My thoughts were I could back out the types that have time zone information. I was converting everything to UTC which is a data loss scenario. I could move to only support the date types that do not have offset information. This would be LocalDate, LocalTime, LocalDateTime, and Instant. For the other types I would create a logical type and gauge the avro communities support for them.

On Thu, Aug 16, 2018 at 7:17 AM Luke Jackson notifications@github.com wrote:

@lukejackson commented on this pull request.

In avro-java8/src/main/java/com/fasterxml/jackson/dataformat/avro/java8/AvroJavaTimeAnnotationIntrospector.java https://github.com/FasterXML/jackson-dataformats-binary/pull/133#discussion_r210572913 :

+ +import java.time.LocalDate; +import java.time.LocalDateTime; +import java.time.LocalTime; +import java.time.OffsetDateTime; +import java.time.ZonedDateTime; + +class AvroJavaTimeAnnotationIntrospector extends AvroAnnotationIntrospector {

  • static final AvroJavaTimeAnnotationIntrospector INSTANCE = new AvroJavaTimeAnnotationIntrospector();
  • @Override
  • public Object findSerializer(Annotated a) {
  • AvroType logicalType = _findAnnotation(a, AvroType.class);
  • if (null != logicalType) {
  • switch (logicalType.logicalType()) {
  • case TIMESTAMP_MILLISECOND:

I hadn't thought about adding new logical types to Avro.

:: Material ::

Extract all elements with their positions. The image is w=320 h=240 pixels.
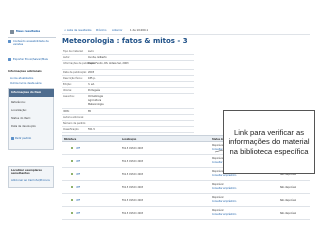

:: Instructions ::
- 1) Answer these questions from the Avro date-type discussion:
(a) Which date types would still be supported under the proposed change?
(b) On what date did Luke Jackson write his comment?
(c) Which class does AvroJavaTimeAnnotationIntrospector extend?
- 2) Retype the passage of the Avro date-type discussion between "My thoughts were" and "support for them.", inclusive.

:: Responses in order ::
- 1)
(a) LocalDate, LocalTime, LocalDateTime, and Instant.
(b) Thursday, August 16, 2018.
(c) AvroAnnotationIntrospector.

- 2)
My thoughts were I could back out the types that have time zone information. I was converting everything to UTC which is a data loss scenario. I could move to only support the date types that do not have offset information. This would be LocalDate, LocalTime, LocalDateTime, and Instant. For the other types I would create a logical type and gauge the avro communities support for them.